* start DATASET EXTRACT *

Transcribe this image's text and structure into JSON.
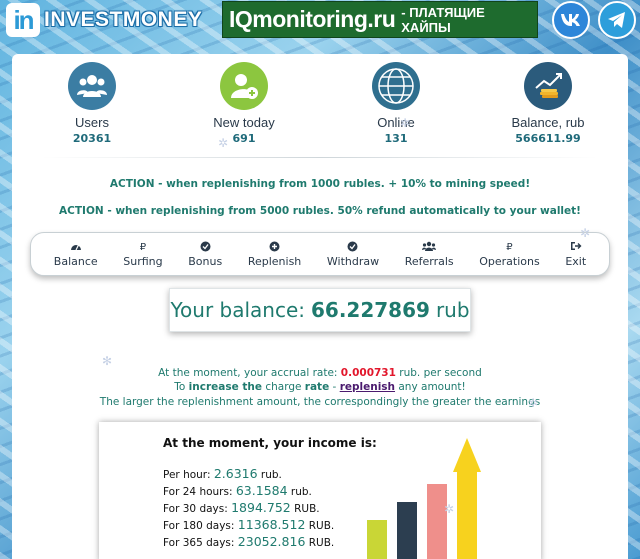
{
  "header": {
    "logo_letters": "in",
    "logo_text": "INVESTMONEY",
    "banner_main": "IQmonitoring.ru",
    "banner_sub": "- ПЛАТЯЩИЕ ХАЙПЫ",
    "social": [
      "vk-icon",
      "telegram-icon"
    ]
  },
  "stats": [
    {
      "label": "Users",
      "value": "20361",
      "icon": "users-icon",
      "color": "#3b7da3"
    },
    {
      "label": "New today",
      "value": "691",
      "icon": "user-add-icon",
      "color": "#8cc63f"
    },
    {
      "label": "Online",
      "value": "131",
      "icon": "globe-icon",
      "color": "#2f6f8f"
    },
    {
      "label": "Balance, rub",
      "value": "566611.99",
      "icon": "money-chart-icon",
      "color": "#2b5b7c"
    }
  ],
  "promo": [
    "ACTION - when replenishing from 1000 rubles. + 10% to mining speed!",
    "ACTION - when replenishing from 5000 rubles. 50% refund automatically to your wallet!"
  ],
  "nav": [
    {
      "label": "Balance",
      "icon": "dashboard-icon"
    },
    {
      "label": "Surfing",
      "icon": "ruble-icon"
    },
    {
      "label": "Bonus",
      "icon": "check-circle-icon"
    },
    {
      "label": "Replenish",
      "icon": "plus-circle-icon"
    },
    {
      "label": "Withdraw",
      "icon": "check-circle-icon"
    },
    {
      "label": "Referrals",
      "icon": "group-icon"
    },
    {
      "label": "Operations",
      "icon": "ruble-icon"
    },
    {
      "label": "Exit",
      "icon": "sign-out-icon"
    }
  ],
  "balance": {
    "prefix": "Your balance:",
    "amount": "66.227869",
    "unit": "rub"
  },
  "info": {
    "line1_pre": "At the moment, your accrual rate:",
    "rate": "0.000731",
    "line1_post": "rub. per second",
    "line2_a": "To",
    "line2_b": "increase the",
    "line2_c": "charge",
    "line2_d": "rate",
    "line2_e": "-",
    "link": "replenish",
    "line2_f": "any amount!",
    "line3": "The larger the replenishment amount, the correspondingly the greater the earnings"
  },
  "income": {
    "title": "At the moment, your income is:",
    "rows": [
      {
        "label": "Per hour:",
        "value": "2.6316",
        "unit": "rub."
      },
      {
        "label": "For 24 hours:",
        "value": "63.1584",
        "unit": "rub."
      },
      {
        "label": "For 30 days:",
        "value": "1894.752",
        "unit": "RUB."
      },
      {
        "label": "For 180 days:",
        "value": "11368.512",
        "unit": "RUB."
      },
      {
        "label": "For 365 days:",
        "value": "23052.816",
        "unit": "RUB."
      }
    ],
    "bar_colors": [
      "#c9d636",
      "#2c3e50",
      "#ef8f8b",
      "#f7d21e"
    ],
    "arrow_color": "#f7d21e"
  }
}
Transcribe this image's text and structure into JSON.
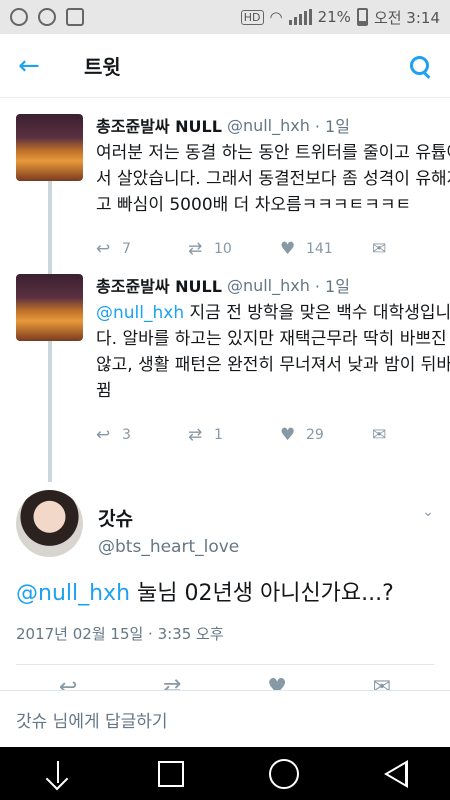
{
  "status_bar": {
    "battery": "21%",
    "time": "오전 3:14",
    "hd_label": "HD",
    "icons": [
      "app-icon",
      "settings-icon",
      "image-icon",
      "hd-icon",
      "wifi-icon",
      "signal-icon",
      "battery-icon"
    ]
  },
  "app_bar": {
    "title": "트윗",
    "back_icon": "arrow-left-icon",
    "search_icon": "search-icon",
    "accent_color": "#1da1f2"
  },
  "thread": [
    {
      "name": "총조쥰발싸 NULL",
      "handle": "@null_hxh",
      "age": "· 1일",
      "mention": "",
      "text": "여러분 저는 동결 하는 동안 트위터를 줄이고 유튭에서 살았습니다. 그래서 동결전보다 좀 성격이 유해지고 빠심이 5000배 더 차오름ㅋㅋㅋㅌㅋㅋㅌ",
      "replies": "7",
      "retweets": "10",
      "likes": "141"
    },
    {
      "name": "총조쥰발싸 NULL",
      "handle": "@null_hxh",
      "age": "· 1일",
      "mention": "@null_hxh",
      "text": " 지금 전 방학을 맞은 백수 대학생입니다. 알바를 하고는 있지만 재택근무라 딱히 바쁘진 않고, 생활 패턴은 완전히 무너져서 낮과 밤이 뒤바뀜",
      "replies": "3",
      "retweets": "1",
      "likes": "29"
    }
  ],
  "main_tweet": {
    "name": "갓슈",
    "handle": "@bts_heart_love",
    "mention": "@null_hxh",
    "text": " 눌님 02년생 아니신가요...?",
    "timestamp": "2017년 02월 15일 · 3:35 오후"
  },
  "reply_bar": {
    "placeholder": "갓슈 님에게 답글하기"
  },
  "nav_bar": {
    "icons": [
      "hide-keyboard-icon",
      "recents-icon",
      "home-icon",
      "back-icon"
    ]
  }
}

* end DATASET EXTRACT *

_GIVEN TASK_
Filter the entries above down to the lines containing the word "value".

_EXERCISE RESULT_
      "value": "20361",
      "value": "691",
      "value": "131",
      "value": "566611.99",
        "value": "2.6316",
        "value": "63.1584",
        "value": "1894.752",
        "value": "11368.512",
        "value": "23052.816",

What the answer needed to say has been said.